▶ [Challenge]:
Repeat the lines below exactly as they appear, but leave out the images.

[Stored dataset items]
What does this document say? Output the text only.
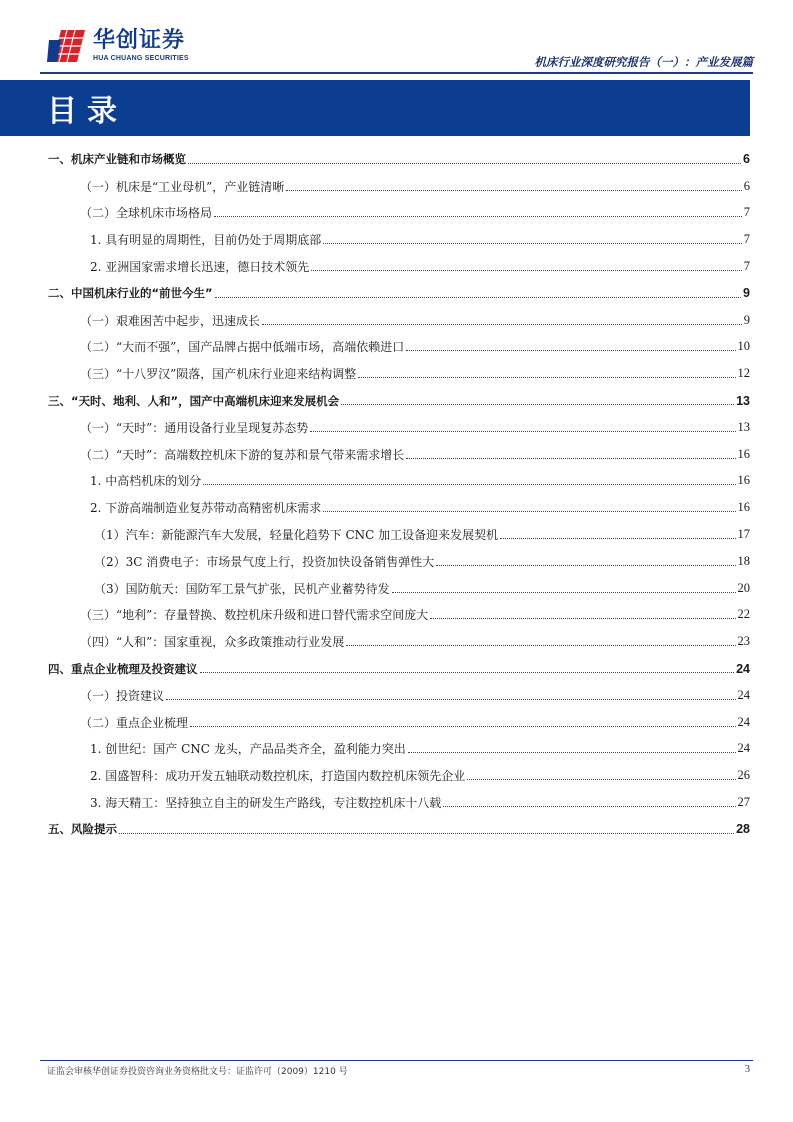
华创证券
HUA CHUANG SECURITIES	机床行业深度研究报告（一）：产业发展篇
目录
一、机床产业链和市场概览	6
（一）机床是“工业母机”，产业链清晰	6
（二）全球机床市场格局	7
1. 具有明显的周期性，目前仍处于周期底部	7
2. 亚洲国家需求增长迅速，德日技术领先	7
二、中国机床行业的“前世今生”	9
（一）艰难困苦中起步，迅速成长	9
（二）“大而不强”，国产品牌占据中低端市场，高端依赖进口	10
（三）“十八罗汉”陨落，国产机床行业迎来结构调整	12
三、“天时、地利、人和”，国产中高端机床迎来发展机会	13
（一）“天时”：通用设备行业呈现复苏态势	13
（二）“天时”：高端数控机床下游的复苏和景气带来需求增长	16
1. 中高档机床的划分	16
2. 下游高端制造业复苏带动高精密机床需求	16
（1）汽车：新能源汽车大发展，轻量化趋势下 CNC 加工设备迎来发展契机	17
（2）3C 消费电子：市场景气度上行，投资加快设备销售弹性大	18
（3）国防航天：国防军工景气扩张，民机产业蓄势待发	20
（三）“地利”：存量替换、数控机床升级和进口替代需求空间庞大	22
（四）“人和”：国家重视，众多政策推动行业发展	23
四、重点企业梳理及投资建议	24
（一）投资建议	24
（二）重点企业梳理	24
1. 创世纪：国产 CNC 龙头，产品品类齐全，盈利能力突出	24
2. 国盛智科：成功开发五轴联动数控机床，打造国内数控机床领先企业	26
3. 海天精工：坚持独立自主的研发生产路线，专注数控机床十八载	27
五、风险提示	28
证监会审核华创证券投资咨询业务资格批文号：证监许可（2009）1210 号	3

▶ [Written response]:
What does this document say? Output the text only.
华创证券
HUA CHUANG SECURITIES	机床行业深度研究报告（一）：产业发展篇
目录
一、机床产业链和市场概览	6
（一）机床是“工业母机”，产业链清晰	6
（二）全球机床市场格局	7
1. 具有明显的周期性，目前仍处于周期底部	7
2. 亚洲国家需求增长迅速，德日技术领先	7
二、中国机床行业的“前世今生”	9
（一）艰难困苦中起步，迅速成长	9
（二）“大而不强”，国产品牌占据中低端市场，高端依赖进口	10
（三）“十八罗汉”陨落，国产机床行业迎来结构调整	12
三、“天时、地利、人和”，国产中高端机床迎来发展机会	13
（一）“天时”：通用设备行业呈现复苏态势	13
（二）“天时”：高端数控机床下游的复苏和景气带来需求增长	16
1. 中高档机床的划分	16
2. 下游高端制造业复苏带动高精密机床需求	16
（1）汽车：新能源汽车大发展，轻量化趋势下 CNC 加工设备迎来发展契机	17
（2）3C 消费电子：市场景气度上行，投资加快设备销售弹性大	18
（3）国防航天：国防军工景气扩张，民机产业蓄势待发	20
（三）“地利”：存量替换、数控机床升级和进口替代需求空间庞大	22
（四）“人和”：国家重视，众多政策推动行业发展	23
四、重点企业梳理及投资建议	24
（一）投资建议	24
（二）重点企业梳理	24
1. 创世纪：国产 CNC 龙头，产品品类齐全，盈利能力突出	24
2. 国盛智科：成功开发五轴联动数控机床，打造国内数控机床领先企业	26
3. 海天精工：坚持独立自主的研发生产路线，专注数控机床十八载	27
五、风险提示	28
证监会审核华创证券投资咨询业务资格批文号：证监许可（2009）1210 号	3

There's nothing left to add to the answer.